• Brief: Your task is to output all the records below, word for word.

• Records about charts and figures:
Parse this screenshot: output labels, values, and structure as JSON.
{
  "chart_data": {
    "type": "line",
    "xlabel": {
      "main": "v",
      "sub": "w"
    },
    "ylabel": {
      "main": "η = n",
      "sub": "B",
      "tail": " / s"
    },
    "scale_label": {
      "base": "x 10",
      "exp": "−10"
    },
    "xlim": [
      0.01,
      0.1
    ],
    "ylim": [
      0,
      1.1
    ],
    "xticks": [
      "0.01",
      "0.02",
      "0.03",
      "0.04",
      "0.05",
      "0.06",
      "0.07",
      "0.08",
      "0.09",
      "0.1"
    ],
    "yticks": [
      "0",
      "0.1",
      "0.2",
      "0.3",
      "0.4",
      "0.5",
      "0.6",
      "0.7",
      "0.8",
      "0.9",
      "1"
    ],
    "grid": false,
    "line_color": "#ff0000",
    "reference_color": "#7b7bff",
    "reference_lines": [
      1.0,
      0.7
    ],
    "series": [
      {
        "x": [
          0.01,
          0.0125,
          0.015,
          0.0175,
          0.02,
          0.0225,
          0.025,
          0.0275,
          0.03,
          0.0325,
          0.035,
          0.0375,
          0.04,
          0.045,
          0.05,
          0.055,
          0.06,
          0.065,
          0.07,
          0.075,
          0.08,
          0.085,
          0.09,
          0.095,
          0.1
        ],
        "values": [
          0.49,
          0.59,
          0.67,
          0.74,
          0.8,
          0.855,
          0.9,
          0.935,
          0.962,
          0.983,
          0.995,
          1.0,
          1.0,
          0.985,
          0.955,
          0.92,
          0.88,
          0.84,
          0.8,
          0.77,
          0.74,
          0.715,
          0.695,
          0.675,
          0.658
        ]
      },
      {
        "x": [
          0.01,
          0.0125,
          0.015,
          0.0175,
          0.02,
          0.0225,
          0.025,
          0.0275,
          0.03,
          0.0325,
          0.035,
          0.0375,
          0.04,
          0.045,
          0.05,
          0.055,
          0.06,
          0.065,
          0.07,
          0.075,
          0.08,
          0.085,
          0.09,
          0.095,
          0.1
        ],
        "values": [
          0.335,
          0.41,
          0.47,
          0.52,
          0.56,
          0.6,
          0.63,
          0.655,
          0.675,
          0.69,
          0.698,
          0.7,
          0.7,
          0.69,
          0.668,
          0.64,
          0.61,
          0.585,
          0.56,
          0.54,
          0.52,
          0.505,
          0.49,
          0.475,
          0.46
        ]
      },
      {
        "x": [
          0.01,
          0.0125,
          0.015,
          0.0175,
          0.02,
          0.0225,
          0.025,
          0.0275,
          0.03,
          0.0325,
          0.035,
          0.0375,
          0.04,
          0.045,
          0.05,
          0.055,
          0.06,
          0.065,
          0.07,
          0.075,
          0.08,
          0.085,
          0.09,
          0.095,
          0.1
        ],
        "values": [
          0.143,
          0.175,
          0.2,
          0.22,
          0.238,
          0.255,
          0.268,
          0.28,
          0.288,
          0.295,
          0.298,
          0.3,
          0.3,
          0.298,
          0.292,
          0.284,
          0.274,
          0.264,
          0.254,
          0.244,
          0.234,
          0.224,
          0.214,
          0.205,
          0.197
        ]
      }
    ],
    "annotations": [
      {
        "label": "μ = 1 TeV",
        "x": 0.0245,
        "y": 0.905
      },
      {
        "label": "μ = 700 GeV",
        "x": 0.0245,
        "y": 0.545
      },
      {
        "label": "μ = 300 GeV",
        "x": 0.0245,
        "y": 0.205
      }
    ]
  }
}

• Answer to the task:
Parse this screenshot: output labels, values, and structure as JSON.
{
  "chart_data": {
    "type": "line",
    "xlabel": {
      "main": "v",
      "sub": "w"
    },
    "ylabel": {
      "main": "η = n",
      "sub": "B",
      "tail": " / s"
    },
    "scale_label": {
      "base": "x 10",
      "exp": "−10"
    },
    "xlim": [
      0.01,
      0.1
    ],
    "ylim": [
      0,
      1.1
    ],
    "xticks": [
      "0.01",
      "0.02",
      "0.03",
      "0.04",
      "0.05",
      "0.06",
      "0.07",
      "0.08",
      "0.09",
      "0.1"
    ],
    "yticks": [
      "0",
      "0.1",
      "0.2",
      "0.3",
      "0.4",
      "0.5",
      "0.6",
      "0.7",
      "0.8",
      "0.9",
      "1"
    ],
    "grid": false,
    "line_color": "#ff0000",
    "reference_color": "#7b7bff",
    "reference_lines": [
      1.0,
      0.7
    ],
    "series": [
      {
        "x": [
          0.01,
          0.0125,
          0.015,
          0.0175,
          0.02,
          0.0225,
          0.025,
          0.0275,
          0.03,
          0.0325,
          0.035,
          0.0375,
          0.04,
          0.045,
          0.05,
          0.055,
          0.06,
          0.065,
          0.07,
          0.075,
          0.08,
          0.085,
          0.09,
          0.095,
          0.1
        ],
        "values": [
          0.49,
          0.59,
          0.67,
          0.74,
          0.8,
          0.855,
          0.9,
          0.935,
          0.962,
          0.983,
          0.995,
          1.0,
          1.0,
          0.985,
          0.955,
          0.92,
          0.88,
          0.84,
          0.8,
          0.77,
          0.74,
          0.715,
          0.695,
          0.675,
          0.658
        ]
      },
      {
        "x": [
          0.01,
          0.0125,
          0.015,
          0.0175,
          0.02,
          0.0225,
          0.025,
          0.0275,
          0.03,
          0.0325,
          0.035,
          0.0375,
          0.04,
          0.045,
          0.05,
          0.055,
          0.06,
          0.065,
          0.07,
          0.075,
          0.08,
          0.085,
          0.09,
          0.095,
          0.1
        ],
        "values": [
          0.335,
          0.41,
          0.47,
          0.52,
          0.56,
          0.6,
          0.63,
          0.655,
          0.675,
          0.69,
          0.698,
          0.7,
          0.7,
          0.69,
          0.668,
          0.64,
          0.61,
          0.585,
          0.56,
          0.54,
          0.52,
          0.505,
          0.49,
          0.475,
          0.46
        ]
      },
      {
        "x": [
          0.01,
          0.0125,
          0.015,
          0.0175,
          0.02,
          0.0225,
          0.025,
          0.0275,
          0.03,
          0.0325,
          0.035,
          0.0375,
          0.04,
          0.045,
          0.05,
          0.055,
          0.06,
          0.065,
          0.07,
          0.075,
          0.08,
          0.085,
          0.09,
          0.095,
          0.1
        ],
        "values": [
          0.143,
          0.175,
          0.2,
          0.22,
          0.238,
          0.255,
          0.268,
          0.28,
          0.288,
          0.295,
          0.298,
          0.3,
          0.3,
          0.298,
          0.292,
          0.284,
          0.274,
          0.264,
          0.254,
          0.244,
          0.234,
          0.224,
          0.214,
          0.205,
          0.197
        ]
      }
    ],
    "annotations": [
      {
        "label": "μ = 1 TeV",
        "x": 0.0245,
        "y": 0.905
      },
      {
        "label": "μ = 700 GeV",
        "x": 0.0245,
        "y": 0.545
      },
      {
        "label": "μ = 300 GeV",
        "x": 0.0245,
        "y": 0.205
      }
    ]
  }
}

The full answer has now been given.